Collected data entries
________________________
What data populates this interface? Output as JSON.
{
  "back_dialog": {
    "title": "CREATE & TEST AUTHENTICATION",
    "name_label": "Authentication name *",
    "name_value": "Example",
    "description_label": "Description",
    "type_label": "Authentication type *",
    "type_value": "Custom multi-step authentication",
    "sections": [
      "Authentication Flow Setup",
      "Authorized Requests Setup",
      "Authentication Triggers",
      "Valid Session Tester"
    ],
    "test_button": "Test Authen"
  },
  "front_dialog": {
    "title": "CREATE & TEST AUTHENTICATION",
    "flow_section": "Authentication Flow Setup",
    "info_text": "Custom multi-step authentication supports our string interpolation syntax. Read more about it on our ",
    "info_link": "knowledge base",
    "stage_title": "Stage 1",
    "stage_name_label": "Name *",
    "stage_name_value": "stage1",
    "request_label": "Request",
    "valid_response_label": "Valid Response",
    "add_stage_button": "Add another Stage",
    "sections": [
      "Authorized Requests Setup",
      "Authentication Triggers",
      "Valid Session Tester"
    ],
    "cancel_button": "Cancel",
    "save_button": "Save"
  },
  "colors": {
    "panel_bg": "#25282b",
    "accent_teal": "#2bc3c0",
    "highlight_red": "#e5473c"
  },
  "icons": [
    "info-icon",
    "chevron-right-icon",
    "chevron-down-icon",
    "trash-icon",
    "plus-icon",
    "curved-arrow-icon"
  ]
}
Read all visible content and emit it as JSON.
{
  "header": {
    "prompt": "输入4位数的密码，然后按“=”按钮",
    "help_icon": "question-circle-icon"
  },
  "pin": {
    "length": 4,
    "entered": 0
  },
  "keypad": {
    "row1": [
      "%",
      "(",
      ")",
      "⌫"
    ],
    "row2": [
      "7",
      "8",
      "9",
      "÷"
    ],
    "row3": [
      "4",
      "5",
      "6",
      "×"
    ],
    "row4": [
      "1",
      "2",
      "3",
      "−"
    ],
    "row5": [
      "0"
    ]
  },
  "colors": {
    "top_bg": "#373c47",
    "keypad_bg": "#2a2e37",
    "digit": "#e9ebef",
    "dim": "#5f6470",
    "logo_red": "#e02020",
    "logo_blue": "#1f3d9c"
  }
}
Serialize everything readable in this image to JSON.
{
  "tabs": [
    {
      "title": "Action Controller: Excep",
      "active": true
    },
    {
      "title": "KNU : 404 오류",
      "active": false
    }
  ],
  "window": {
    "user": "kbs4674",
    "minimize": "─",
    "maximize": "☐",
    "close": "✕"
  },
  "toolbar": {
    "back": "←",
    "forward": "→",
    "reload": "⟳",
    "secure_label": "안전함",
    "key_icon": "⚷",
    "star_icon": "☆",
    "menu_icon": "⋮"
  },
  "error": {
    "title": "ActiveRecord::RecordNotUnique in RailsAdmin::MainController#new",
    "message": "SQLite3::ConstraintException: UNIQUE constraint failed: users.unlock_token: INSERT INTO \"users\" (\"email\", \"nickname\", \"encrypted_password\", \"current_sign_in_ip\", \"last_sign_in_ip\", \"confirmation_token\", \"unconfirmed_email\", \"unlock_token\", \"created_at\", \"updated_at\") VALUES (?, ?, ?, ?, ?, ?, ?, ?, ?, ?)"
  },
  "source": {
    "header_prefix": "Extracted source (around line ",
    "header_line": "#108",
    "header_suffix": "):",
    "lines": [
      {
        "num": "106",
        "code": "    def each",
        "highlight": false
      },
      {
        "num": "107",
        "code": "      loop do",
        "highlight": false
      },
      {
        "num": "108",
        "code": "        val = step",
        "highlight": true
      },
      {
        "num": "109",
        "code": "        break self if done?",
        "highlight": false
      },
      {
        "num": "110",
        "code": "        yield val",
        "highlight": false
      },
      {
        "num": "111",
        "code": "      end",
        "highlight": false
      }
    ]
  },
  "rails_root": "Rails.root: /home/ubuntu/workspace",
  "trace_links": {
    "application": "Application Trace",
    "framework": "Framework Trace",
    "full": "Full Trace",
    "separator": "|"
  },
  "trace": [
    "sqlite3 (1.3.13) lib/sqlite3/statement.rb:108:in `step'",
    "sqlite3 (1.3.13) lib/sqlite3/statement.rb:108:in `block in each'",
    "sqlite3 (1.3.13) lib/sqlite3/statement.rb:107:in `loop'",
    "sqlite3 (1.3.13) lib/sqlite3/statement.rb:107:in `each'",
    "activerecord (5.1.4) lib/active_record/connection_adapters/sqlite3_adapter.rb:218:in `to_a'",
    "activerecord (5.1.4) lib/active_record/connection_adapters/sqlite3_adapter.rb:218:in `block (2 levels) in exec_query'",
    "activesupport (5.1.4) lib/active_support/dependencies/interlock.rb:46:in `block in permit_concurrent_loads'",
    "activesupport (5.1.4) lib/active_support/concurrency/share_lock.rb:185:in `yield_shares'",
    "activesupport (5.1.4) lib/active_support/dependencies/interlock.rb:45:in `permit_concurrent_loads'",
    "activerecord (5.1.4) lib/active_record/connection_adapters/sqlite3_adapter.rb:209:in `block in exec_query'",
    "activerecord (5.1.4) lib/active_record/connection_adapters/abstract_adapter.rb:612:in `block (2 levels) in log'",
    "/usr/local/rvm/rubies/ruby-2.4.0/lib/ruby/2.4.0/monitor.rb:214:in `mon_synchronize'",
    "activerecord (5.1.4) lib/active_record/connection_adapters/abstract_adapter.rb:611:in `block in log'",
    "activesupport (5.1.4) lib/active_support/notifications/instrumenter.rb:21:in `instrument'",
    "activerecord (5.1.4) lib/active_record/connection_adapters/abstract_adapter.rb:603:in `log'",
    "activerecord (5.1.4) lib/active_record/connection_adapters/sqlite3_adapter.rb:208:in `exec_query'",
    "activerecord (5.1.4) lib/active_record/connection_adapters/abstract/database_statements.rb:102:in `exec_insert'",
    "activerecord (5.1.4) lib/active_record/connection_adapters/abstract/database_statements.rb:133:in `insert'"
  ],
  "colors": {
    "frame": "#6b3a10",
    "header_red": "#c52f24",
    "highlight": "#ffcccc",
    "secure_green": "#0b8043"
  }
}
________________________
**EXERCISE**
Extract the whole listing, character for character.

**COMPLETE OUTPUT**
What data populates this interface? Output as JSON.
{
  "back_dialog": {
    "title": "CREATE & TEST AUTHENTICATION",
    "name_label": "Authentication name *",
    "name_value": "Example",
    "description_label": "Description",
    "type_label": "Authentication type *",
    "type_value": "Custom multi-step authentication",
    "sections": [
      "Authentication Flow Setup",
      "Authorized Requests Setup",
      "Authentication Triggers",
      "Valid Session Tester"
    ],
    "test_button": "Test Authen"
  },
  "front_dialog": {
    "title": "CREATE & TEST AUTHENTICATION",
    "flow_section": "Authentication Flow Setup",
    "info_text": "Custom multi-step authentication supports our string interpolation syntax. Read more about it on our ",
    "info_link": "knowledge base",
    "stage_title": "Stage 1",
    "stage_name_label": "Name *",
    "stage_name_value": "stage1",
    "request_label": "Request",
    "valid_response_label": "Valid Response",
    "add_stage_button": "Add another Stage",
    "sections": [
      "Authorized Requests Setup",
      "Authentication Triggers",
      "Valid Session Tester"
    ],
    "cancel_button": "Cancel",
    "save_button": "Save"
  },
  "colors": {
    "panel_bg": "#25282b",
    "accent_teal": "#2bc3c0",
    "highlight_red": "#e5473c"
  },
  "icons": [
    "info-icon",
    "chevron-right-icon",
    "chevron-down-icon",
    "trash-icon",
    "plus-icon",
    "curved-arrow-icon"
  ]
}
Read all visible content and emit it as JSON.
{
  "header": {
    "prompt": "输入4位数的密码，然后按“=”按钮",
    "help_icon": "question-circle-icon"
  },
  "pin": {
    "length": 4,
    "entered": 0
  },
  "keypad": {
    "row1": [
      "%",
      "(",
      ")",
      "⌫"
    ],
    "row2": [
      "7",
      "8",
      "9",
      "÷"
    ],
    "row3": [
      "4",
      "5",
      "6",
      "×"
    ],
    "row4": [
      "1",
      "2",
      "3",
      "−"
    ],
    "row5": [
      "0"
    ]
  },
  "colors": {
    "top_bg": "#373c47",
    "keypad_bg": "#2a2e37",
    "digit": "#e9ebef",
    "dim": "#5f6470",
    "logo_red": "#e02020",
    "logo_blue": "#1f3d9c"
  }
}
Serialize everything readable in this image to JSON.
{
  "tabs": [
    {
      "title": "Action Controller: Excep",
      "active": true
    },
    {
      "title": "KNU : 404 오류",
      "active": false
    }
  ],
  "window": {
    "user": "kbs4674",
    "minimize": "─",
    "maximize": "☐",
    "close": "✕"
  },
  "toolbar": {
    "back": "←",
    "forward": "→",
    "reload": "⟳",
    "secure_label": "안전함",
    "key_icon": "⚷",
    "star_icon": "☆",
    "menu_icon": "⋮"
  },
  "error": {
    "title": "ActiveRecord::RecordNotUnique in RailsAdmin::MainController#new",
    "message": "SQLite3::ConstraintException: UNIQUE constraint failed: users.unlock_token: INSERT INTO \"users\" (\"email\", \"nickname\", \"encrypted_password\", \"current_sign_in_ip\", \"last_sign_in_ip\", \"confirmation_token\", \"unconfirmed_email\", \"unlock_token\", \"created_at\", \"updated_at\") VALUES (?, ?, ?, ?, ?, ?, ?, ?, ?, ?)"
  },
  "source": {
    "header_prefix": "Extracted source (around line ",
    "header_line": "#108",
    "header_suffix": "):",
    "lines": [
      {
        "num": "106",
        "code": "    def each",
        "highlight": false
      },
      {
        "num": "107",
        "code": "      loop do",
        "highlight": false
      },
      {
        "num": "108",
        "code": "        val = step",
        "highlight": true
      },
      {
        "num": "109",
        "code": "        break self if done?",
        "highlight": false
      },
      {
        "num": "110",
        "code": "        yield val",
        "highlight": false
      },
      {
        "num": "111",
        "code": "      end",
        "highlight": false
      }
    ]
  },
  "rails_root": "Rails.root: /home/ubuntu/workspace",
  "trace_links": {
    "application": "Application Trace",
    "framework": "Framework Trace",
    "full": "Full Trace",
    "separator": "|"
  },
  "trace": [
    "sqlite3 (1.3.13) lib/sqlite3/statement.rb:108:in `step'",
    "sqlite3 (1.3.13) lib/sqlite3/statement.rb:108:in `block in each'",
    "sqlite3 (1.3.13) lib/sqlite3/statement.rb:107:in `loop'",
    "sqlite3 (1.3.13) lib/sqlite3/statement.rb:107:in `each'",
    "activerecord (5.1.4) lib/active_record/connection_adapters/sqlite3_adapter.rb:218:in `to_a'",
    "activerecord (5.1.4) lib/active_record/connection_adapters/sqlite3_adapter.rb:218:in `block (2 levels) in exec_query'",
    "activesupport (5.1.4) lib/active_support/dependencies/interlock.rb:46:in `block in permit_concurrent_loads'",
    "activesupport (5.1.4) lib/active_support/concurrency/share_lock.rb:185:in `yield_shares'",
    "activesupport (5.1.4) lib/active_support/dependencies/interlock.rb:45:in `permit_concurrent_loads'",
    "activerecord (5.1.4) lib/active_record/connection_adapters/sqlite3_adapter.rb:209:in `block in exec_query'",
    "activerecord (5.1.4) lib/active_record/connection_adapters/abstract_adapter.rb:612:in `block (2 levels) in log'",
    "/usr/local/rvm/rubies/ruby-2.4.0/lib/ruby/2.4.0/monitor.rb:214:in `mon_synchronize'",
    "activerecord (5.1.4) lib/active_record/connection_adapters/abstract_adapter.rb:611:in `block in log'",
    "activesupport (5.1.4) lib/active_support/notifications/instrumenter.rb:21:in `instrument'",
    "activerecord (5.1.4) lib/active_record/connection_adapters/abstract_adapter.rb:603:in `log'",
    "activerecord (5.1.4) lib/active_record/connection_adapters/sqlite3_adapter.rb:208:in `exec_query'",
    "activerecord (5.1.4) lib/active_record/connection_adapters/abstract/database_statements.rb:102:in `exec_insert'",
    "activerecord (5.1.4) lib/active_record/connection_adapters/abstract/database_statements.rb:133:in `insert'"
  ],
  "colors": {
    "frame": "#6b3a10",
    "header_red": "#c52f24",
    "highlight": "#ffcccc",
    "secure_green": "#0b8043"
  }
}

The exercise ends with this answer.